* _Task prompt_
The data must be returned in full and exactly as given.

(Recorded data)
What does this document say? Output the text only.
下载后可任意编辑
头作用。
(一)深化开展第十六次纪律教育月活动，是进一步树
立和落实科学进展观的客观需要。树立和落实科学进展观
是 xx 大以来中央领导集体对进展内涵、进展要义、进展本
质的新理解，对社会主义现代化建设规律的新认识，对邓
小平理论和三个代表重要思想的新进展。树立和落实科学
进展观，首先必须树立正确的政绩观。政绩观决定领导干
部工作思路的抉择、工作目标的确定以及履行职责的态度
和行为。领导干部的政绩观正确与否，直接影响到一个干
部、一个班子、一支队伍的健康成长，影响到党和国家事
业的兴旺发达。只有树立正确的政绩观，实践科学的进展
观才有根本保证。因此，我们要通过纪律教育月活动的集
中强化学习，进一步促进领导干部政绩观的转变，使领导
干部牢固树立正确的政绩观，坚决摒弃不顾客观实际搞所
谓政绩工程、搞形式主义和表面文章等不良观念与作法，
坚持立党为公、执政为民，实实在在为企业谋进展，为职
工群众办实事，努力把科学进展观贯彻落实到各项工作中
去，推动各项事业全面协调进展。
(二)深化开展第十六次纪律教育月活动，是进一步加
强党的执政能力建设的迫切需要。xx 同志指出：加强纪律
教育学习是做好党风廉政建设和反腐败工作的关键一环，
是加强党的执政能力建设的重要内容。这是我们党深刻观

* _Answer_
What does this document say? Output the text only.
下载后可任意编辑
头作用。
(一)深化开展第十六次纪律教育月活动，是进一步树
立和落实科学进展观的客观需要。树立和落实科学进展观
是 xx 大以来中央领导集体对进展内涵、进展要义、进展本
质的新理解，对社会主义现代化建设规律的新认识，对邓
小平理论和三个代表重要思想的新进展。树立和落实科学
进展观，首先必须树立正确的政绩观。政绩观决定领导干
部工作思路的抉择、工作目标的确定以及履行职责的态度
和行为。领导干部的政绩观正确与否，直接影响到一个干
部、一个班子、一支队伍的健康成长，影响到党和国家事
业的兴旺发达。只有树立正确的政绩观，实践科学的进展
观才有根本保证。因此，我们要通过纪律教育月活动的集
中强化学习，进一步促进领导干部政绩观的转变，使领导
干部牢固树立正确的政绩观，坚决摒弃不顾客观实际搞所
谓政绩工程、搞形式主义和表面文章等不良观念与作法，
坚持立党为公、执政为民，实实在在为企业谋进展，为职
工群众办实事，努力把科学进展观贯彻落实到各项工作中
去，推动各项事业全面协调进展。
(二)深化开展第十六次纪律教育月活动，是进一步加
强党的执政能力建设的迫切需要。xx 同志指出：加强纪律
教育学习是做好党风廉政建设和反腐败工作的关键一环，
是加强党的执政能力建设的重要内容。这是我们党深刻观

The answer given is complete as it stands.